EXERCISE INSTRUCTIONS:
Collect every line in the records below that contains the word "JSON".

Figure contents as structured data:
Begin
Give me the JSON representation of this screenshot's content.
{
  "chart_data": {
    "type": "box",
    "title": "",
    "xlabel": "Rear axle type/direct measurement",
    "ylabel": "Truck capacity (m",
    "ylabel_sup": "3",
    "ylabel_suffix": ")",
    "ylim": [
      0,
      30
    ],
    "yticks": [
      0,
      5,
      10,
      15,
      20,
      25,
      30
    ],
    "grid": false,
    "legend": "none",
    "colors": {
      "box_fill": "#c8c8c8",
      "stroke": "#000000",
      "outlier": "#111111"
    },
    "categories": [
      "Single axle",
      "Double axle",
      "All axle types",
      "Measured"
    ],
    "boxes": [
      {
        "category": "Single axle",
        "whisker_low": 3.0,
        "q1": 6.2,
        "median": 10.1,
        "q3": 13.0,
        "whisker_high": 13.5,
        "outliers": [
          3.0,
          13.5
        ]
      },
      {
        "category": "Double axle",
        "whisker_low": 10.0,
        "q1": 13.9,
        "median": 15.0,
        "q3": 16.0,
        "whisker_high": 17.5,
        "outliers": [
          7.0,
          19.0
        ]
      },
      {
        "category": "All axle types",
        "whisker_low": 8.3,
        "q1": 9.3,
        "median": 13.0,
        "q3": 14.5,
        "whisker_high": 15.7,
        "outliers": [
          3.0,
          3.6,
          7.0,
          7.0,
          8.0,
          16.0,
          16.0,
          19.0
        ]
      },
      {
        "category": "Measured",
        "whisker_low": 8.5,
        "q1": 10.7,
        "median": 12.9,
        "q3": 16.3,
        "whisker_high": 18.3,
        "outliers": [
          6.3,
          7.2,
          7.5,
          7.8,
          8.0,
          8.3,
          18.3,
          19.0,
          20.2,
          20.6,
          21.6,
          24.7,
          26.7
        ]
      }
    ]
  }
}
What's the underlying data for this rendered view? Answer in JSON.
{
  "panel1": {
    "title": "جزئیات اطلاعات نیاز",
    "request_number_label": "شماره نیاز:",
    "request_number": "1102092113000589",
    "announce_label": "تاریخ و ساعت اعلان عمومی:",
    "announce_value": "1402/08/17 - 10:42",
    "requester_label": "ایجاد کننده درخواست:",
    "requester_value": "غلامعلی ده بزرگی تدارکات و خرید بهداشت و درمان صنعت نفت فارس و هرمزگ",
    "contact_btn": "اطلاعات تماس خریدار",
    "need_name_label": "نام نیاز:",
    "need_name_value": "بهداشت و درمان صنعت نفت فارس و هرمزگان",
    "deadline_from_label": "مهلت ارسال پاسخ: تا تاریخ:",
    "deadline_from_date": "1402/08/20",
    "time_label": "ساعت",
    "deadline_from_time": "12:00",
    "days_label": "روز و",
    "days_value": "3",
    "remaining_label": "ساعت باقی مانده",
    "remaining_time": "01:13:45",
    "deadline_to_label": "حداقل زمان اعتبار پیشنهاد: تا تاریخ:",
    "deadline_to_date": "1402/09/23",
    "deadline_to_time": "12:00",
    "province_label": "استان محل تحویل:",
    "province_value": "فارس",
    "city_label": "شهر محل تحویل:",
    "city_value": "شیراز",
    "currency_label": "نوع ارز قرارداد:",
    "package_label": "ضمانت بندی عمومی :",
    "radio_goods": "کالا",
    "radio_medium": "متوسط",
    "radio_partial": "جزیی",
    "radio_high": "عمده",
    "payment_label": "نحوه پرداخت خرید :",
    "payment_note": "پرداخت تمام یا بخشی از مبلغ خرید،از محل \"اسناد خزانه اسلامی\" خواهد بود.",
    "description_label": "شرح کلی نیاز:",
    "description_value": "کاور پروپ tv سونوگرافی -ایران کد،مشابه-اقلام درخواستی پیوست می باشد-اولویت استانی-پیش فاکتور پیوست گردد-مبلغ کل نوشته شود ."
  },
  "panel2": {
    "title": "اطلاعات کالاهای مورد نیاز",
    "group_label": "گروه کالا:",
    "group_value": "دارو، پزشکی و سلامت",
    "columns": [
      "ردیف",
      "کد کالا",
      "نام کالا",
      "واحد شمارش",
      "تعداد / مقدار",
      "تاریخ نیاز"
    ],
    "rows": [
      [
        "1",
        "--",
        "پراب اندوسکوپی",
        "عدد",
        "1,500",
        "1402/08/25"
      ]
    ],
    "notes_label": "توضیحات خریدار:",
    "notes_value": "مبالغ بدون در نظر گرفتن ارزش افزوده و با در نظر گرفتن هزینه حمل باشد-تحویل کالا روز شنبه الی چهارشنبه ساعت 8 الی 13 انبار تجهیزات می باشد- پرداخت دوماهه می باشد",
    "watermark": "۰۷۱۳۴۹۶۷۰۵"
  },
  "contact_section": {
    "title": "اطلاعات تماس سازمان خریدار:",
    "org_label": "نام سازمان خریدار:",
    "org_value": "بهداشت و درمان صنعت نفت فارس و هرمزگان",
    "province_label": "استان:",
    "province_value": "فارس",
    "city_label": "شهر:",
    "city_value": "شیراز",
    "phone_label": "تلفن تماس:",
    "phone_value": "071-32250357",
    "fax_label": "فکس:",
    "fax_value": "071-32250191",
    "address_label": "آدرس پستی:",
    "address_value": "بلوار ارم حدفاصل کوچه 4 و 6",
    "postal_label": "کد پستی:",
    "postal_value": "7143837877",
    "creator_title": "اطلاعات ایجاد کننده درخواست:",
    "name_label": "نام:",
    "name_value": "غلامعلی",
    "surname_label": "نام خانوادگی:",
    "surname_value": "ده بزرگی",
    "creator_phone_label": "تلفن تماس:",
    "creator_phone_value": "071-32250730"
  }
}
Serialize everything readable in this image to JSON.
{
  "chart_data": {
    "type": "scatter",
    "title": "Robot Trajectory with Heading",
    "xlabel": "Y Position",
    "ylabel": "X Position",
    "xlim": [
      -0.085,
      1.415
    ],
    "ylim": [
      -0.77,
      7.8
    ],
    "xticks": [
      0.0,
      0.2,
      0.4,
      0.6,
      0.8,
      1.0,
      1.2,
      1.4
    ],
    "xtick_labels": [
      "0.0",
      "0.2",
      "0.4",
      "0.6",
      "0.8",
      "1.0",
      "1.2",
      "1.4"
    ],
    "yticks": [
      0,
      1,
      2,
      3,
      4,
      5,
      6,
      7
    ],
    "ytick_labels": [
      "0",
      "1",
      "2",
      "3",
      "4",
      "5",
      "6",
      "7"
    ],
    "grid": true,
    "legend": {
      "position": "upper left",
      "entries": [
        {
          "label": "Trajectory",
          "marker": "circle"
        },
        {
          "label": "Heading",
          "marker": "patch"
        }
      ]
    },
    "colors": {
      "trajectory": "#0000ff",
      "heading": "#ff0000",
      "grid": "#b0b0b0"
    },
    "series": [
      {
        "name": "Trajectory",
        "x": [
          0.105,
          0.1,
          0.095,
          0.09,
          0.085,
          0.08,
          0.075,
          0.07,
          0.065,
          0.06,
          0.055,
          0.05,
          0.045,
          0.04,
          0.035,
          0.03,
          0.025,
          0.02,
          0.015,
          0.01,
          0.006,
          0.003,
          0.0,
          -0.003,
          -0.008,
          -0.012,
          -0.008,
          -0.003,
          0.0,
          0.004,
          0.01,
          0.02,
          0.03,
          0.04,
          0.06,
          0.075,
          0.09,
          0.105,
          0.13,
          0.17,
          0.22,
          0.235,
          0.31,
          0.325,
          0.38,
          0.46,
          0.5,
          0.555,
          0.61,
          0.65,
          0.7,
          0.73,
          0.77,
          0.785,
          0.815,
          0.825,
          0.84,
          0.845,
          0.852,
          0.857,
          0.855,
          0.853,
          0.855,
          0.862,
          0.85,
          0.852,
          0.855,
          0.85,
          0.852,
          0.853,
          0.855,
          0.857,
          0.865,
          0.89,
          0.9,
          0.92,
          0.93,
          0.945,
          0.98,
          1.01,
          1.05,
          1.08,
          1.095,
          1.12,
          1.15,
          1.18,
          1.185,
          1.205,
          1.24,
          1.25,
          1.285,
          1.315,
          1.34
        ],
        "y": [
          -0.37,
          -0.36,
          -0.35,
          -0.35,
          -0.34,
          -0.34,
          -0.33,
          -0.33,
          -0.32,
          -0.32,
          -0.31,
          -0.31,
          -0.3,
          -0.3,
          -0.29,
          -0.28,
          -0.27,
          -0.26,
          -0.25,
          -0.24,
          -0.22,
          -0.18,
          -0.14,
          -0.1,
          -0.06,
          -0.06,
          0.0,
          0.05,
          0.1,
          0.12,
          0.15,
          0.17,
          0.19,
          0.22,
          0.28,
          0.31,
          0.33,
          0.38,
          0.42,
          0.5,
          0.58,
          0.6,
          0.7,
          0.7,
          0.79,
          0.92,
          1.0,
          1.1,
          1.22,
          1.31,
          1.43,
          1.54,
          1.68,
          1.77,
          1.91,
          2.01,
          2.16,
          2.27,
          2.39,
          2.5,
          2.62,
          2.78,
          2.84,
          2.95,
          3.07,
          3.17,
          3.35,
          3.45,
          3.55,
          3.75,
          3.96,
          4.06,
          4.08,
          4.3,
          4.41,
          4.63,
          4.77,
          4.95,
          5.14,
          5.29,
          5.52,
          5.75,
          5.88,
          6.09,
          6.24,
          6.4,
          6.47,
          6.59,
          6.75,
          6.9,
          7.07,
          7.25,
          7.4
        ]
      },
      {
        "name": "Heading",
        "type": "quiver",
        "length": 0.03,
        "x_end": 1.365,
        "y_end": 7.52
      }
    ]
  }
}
End
RIGHT ANSWER:
Give me the JSON representation of this screenshot's content.
What's the underlying data for this rendered view? Answer in JSON.
Serialize everything readable in this image to JSON.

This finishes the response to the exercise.